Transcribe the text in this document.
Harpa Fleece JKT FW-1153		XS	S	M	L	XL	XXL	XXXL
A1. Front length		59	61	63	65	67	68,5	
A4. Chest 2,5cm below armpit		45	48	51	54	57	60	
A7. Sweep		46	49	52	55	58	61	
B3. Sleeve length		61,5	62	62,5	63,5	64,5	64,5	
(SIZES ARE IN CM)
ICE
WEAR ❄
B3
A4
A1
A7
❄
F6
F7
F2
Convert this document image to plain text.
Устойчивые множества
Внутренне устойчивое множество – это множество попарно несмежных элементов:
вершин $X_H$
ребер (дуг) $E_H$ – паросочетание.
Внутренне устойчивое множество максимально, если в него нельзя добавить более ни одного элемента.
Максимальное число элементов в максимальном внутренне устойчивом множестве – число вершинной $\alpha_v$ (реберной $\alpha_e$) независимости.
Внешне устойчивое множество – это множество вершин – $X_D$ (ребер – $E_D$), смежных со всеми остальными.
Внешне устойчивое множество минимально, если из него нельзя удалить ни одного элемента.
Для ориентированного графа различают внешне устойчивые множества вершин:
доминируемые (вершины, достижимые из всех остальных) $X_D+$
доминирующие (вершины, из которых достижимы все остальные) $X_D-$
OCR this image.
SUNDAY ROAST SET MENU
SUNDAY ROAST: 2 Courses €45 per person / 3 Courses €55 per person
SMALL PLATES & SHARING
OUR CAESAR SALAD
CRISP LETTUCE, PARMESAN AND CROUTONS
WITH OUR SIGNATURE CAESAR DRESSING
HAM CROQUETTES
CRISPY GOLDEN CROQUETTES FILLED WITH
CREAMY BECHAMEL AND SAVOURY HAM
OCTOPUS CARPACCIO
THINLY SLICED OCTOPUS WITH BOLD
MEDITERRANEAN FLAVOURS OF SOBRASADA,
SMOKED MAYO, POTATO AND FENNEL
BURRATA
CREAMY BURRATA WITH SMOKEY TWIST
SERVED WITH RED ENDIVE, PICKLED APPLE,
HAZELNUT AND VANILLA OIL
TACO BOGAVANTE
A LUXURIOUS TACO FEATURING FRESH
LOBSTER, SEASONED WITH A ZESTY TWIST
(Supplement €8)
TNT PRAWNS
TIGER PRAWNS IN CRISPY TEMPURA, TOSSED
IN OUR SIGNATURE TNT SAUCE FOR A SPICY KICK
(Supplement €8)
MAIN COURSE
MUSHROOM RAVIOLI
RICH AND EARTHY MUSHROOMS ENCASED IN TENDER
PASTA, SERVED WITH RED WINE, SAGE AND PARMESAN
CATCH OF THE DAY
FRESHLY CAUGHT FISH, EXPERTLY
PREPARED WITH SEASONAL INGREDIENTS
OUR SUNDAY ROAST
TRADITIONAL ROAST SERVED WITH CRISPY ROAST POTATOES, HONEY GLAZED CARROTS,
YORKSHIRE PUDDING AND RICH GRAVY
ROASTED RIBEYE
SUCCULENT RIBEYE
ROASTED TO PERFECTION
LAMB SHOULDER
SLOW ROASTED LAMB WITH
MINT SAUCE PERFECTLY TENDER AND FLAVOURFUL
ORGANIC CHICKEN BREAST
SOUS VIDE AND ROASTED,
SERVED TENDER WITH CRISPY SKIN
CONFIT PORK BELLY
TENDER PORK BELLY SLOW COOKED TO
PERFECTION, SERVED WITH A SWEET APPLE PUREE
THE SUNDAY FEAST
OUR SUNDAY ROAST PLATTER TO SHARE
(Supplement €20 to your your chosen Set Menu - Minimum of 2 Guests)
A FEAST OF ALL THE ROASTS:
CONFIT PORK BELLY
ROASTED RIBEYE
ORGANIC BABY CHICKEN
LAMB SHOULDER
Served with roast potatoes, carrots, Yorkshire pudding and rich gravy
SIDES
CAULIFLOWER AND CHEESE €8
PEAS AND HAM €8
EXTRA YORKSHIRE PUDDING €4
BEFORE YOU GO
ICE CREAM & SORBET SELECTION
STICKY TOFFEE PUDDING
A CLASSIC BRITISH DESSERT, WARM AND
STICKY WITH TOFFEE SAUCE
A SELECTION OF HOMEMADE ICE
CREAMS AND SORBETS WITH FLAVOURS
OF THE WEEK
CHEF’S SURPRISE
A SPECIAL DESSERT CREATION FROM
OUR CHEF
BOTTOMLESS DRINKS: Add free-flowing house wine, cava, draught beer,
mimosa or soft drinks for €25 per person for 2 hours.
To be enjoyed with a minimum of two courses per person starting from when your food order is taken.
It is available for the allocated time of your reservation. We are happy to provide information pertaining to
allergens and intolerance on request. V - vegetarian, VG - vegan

• • • • •

INSTRUCTIONS TO FOLLOW –
Write the entries again, exactly as they stand.

WRITTEN ANSWER –
Transcribe the text in this document.
Harpa Fleece JKT FW-1153		XS	S	M	L	XL	XXL	XXXL
A1. Front length		59	61	63	65	67	68,5	
A4. Chest 2,5cm below armpit		45	48	51	54	57	60	
A7. Sweep		46	49	52	55	58	61	
B3. Sleeve length		61,5	62	62,5	63,5	64,5	64,5	
(SIZES ARE IN CM)
ICE
WEAR ❄
B3
A4
A1
A7
❄
F6
F7
F2
Convert this document image to plain text.
Устойчивые множества
Внутренне устойчивое множество – это множество попарно несмежных элементов:
вершин $X_H$
ребер (дуг) $E_H$ – паросочетание.
Внутренне устойчивое множество максимально, если в него нельзя добавить более ни одного элемента.
Максимальное число элементов в максимальном внутренне устойчивом множестве – число вершинной $\alpha_v$ (реберной $\alpha_e$) независимости.
Внешне устойчивое множество – это множество вершин – $X_D$ (ребер – $E_D$), смежных со всеми остальными.
Внешне устойчивое множество минимально, если из него нельзя удалить ни одного элемента.
Для ориентированного графа различают внешне устойчивые множества вершин:
доминируемые (вершины, достижимые из всех остальных) $X_D+$
доминирующие (вершины, из которых достижимы все остальные) $X_D-$
OCR this image.
SUNDAY ROAST SET MENU
SUNDAY ROAST: 2 Courses €45 per person / 3 Courses €55 per person
SMALL PLATES & SHARING
OUR CAESAR SALAD
CRISP LETTUCE, PARMESAN AND CROUTONS
WITH OUR SIGNATURE CAESAR DRESSING
HAM CROQUETTES
CRISPY GOLDEN CROQUETTES FILLED WITH
CREAMY BECHAMEL AND SAVOURY HAM
OCTOPUS CARPACCIO
THINLY SLICED OCTOPUS WITH BOLD
MEDITERRANEAN FLAVOURS OF SOBRASADA,
SMOKED MAYO, POTATO AND FENNEL
BURRATA
CREAMY BURRATA WITH SMOKEY TWIST
SERVED WITH RED ENDIVE, PICKLED APPLE,
HAZELNUT AND VANILLA OIL
TACO BOGAVANTE
A LUXURIOUS TACO FEATURING FRESH
LOBSTER, SEASONED WITH A ZESTY TWIST
(Supplement €8)
TNT PRAWNS
TIGER PRAWNS IN CRISPY TEMPURA, TOSSED
IN OUR SIGNATURE TNT SAUCE FOR A SPICY KICK
(Supplement €8)
MAIN COURSE
MUSHROOM RAVIOLI
RICH AND EARTHY MUSHROOMS ENCASED IN TENDER
PASTA, SERVED WITH RED WINE, SAGE AND PARMESAN
CATCH OF THE DAY
FRESHLY CAUGHT FISH, EXPERTLY
PREPARED WITH SEASONAL INGREDIENTS
OUR SUNDAY ROAST
TRADITIONAL ROAST SERVED WITH CRISPY ROAST POTATOES, HONEY GLAZED CARROTS,
YORKSHIRE PUDDING AND RICH GRAVY
ROASTED RIBEYE
SUCCULENT RIBEYE
ROASTED TO PERFECTION
LAMB SHOULDER
SLOW ROASTED LAMB WITH
MINT SAUCE PERFECTLY TENDER AND FLAVOURFUL
ORGANIC CHICKEN BREAST
SOUS VIDE AND ROASTED,
SERVED TENDER WITH CRISPY SKIN
CONFIT PORK BELLY
TENDER PORK BELLY SLOW COOKED TO
PERFECTION, SERVED WITH A SWEET APPLE PUREE
THE SUNDAY FEAST
OUR SUNDAY ROAST PLATTER TO SHARE
(Supplement €20 to your your chosen Set Menu - Minimum of 2 Guests)
A FEAST OF ALL THE ROASTS:
CONFIT PORK BELLY
ROASTED RIBEYE
ORGANIC BABY CHICKEN
LAMB SHOULDER
Served with roast potatoes, carrots, Yorkshire pudding and rich gravy
SIDES
CAULIFLOWER AND CHEESE €8
PEAS AND HAM €8
EXTRA YORKSHIRE PUDDING €4
BEFORE YOU GO
ICE CREAM & SORBET SELECTION
STICKY TOFFEE PUDDING
A CLASSIC BRITISH DESSERT, WARM AND
STICKY WITH TOFFEE SAUCE
A SELECTION OF HOMEMADE ICE
CREAMS AND SORBETS WITH FLAVOURS
OF THE WEEK
CHEF’S SURPRISE
A SPECIAL DESSERT CREATION FROM
OUR CHEF
BOTTOMLESS DRINKS: Add free-flowing house wine, cava, draught beer,
mimosa or soft drinks for €25 per person for 2 hours.
To be enjoyed with a minimum of two courses per person starting from when your food order is taken.
It is available for the allocated time of your reservation. We are happy to provide information pertaining to
allergens and intolerance on request. V - vegetarian, VG - vegan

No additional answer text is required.